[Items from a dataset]

****************

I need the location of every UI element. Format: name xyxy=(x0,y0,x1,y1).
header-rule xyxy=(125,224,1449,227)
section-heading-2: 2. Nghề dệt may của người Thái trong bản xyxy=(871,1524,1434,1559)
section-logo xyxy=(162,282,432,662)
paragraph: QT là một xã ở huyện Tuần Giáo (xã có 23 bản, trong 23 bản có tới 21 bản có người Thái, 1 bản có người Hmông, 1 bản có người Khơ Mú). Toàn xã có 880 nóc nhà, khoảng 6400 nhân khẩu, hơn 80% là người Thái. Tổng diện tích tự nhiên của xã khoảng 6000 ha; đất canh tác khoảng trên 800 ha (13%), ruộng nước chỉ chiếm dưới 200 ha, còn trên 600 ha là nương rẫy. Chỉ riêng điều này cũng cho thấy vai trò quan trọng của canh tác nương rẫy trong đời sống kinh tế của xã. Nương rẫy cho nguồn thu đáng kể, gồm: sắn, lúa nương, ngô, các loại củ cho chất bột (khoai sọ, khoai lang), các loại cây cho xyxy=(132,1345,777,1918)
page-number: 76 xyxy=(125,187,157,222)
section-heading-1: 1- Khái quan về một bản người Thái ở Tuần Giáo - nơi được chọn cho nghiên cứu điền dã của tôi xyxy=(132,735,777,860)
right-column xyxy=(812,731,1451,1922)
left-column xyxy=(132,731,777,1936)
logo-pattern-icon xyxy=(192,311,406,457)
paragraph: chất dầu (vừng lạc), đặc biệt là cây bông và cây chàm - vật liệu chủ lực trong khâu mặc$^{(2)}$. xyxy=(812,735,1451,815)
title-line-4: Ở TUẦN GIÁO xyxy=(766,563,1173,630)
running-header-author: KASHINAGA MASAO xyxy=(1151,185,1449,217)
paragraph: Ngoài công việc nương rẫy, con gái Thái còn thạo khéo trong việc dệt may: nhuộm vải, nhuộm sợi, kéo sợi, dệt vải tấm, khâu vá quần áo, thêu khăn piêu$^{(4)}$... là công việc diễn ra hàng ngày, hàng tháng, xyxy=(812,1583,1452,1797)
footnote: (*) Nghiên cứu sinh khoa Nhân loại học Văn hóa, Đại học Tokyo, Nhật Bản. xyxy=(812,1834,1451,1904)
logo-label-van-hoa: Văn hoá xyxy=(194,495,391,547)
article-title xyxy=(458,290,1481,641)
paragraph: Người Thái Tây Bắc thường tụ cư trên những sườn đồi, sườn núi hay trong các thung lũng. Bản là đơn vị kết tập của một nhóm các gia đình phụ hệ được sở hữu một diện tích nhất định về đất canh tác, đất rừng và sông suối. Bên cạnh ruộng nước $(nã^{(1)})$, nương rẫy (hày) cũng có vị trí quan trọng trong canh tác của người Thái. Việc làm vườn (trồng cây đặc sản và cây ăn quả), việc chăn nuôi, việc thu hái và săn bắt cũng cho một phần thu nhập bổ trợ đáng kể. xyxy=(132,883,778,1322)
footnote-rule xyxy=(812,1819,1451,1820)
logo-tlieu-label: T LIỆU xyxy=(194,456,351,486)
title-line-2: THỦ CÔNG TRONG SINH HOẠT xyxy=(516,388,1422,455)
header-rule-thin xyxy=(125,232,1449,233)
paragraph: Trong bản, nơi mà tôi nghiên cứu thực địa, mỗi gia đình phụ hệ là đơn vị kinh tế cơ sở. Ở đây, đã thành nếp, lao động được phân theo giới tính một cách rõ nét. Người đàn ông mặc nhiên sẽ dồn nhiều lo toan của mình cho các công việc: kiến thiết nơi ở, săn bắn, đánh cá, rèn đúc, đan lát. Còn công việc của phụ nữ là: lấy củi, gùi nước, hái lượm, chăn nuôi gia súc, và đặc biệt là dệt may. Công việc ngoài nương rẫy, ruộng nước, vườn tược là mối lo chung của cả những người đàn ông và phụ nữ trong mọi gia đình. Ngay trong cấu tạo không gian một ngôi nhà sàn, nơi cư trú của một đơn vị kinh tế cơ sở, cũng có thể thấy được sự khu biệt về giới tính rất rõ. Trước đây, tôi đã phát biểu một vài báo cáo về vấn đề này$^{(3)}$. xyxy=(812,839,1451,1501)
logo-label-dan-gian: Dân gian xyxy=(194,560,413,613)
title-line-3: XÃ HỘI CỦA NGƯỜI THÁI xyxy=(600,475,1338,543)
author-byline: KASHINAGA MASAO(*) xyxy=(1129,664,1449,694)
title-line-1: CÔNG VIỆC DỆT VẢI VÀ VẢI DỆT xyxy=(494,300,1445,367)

****************

Problem requirements: Report each line in the entries above that contains the word "được", copying every such line in full.

Exercise answer:
section-heading-1: 1- Khái quan về một bản người Thái ở Tuần Giáo - nơi được chọn cho nghiên cứu điền dã của tôi xyxy=(132,735,777,860)
paragraph: Người Thái Tây Bắc thường tụ cư trên những sườn đồi, sườn núi hay trong các thung lũng. Bản là đơn vị kết tập của một nhóm các gia đình phụ hệ được sở hữu một diện tích nhất định về đất canh tác, đất rừng và sông suối. Bên cạnh ruộng nước $(nã^{(1)})$, nương rẫy (hày) cũng có vị trí quan trọng trong canh tác của người Thái. Việc làm vườn (trồng cây đặc sản và cây ăn quả), việc chăn nuôi, việc thu hái và săn bắt cũng cho một phần thu nhập bổ trợ đáng kể. xyxy=(132,883,778,1322)
paragraph: Trong bản, nơi mà tôi nghiên cứu thực địa, mỗi gia đình phụ hệ là đơn vị kinh tế cơ sở. Ở đây, đã thành nếp, lao động được phân theo giới tính một cách rõ nét. Người đàn ông mặc nhiên sẽ dồn nhiều lo toan của mình cho các công việc: kiến thiết nơi ở, săn bắn, đánh cá, rèn đúc, đan lát. Còn công việc của phụ nữ là: lấy củi, gùi nước, hái lượm, chăn nuôi gia súc, và đặc biệt là dệt may. Công việc ngoài nương rẫy, ruộng nước, vườn tược là mối lo chung của cả những người đàn ông và phụ nữ trong mọi gia đình. Ngay trong cấu tạo không gian một ngôi nhà sàn, nơi cư trú của một đơn vị kinh tế cơ sở, cũng có thể thấy được sự khu biệt về giới tính rất rõ. Trước đây, tôi đã phát biểu một vài báo cáo về vấn đề này$^{(3)}$. xyxy=(812,839,1451,1501)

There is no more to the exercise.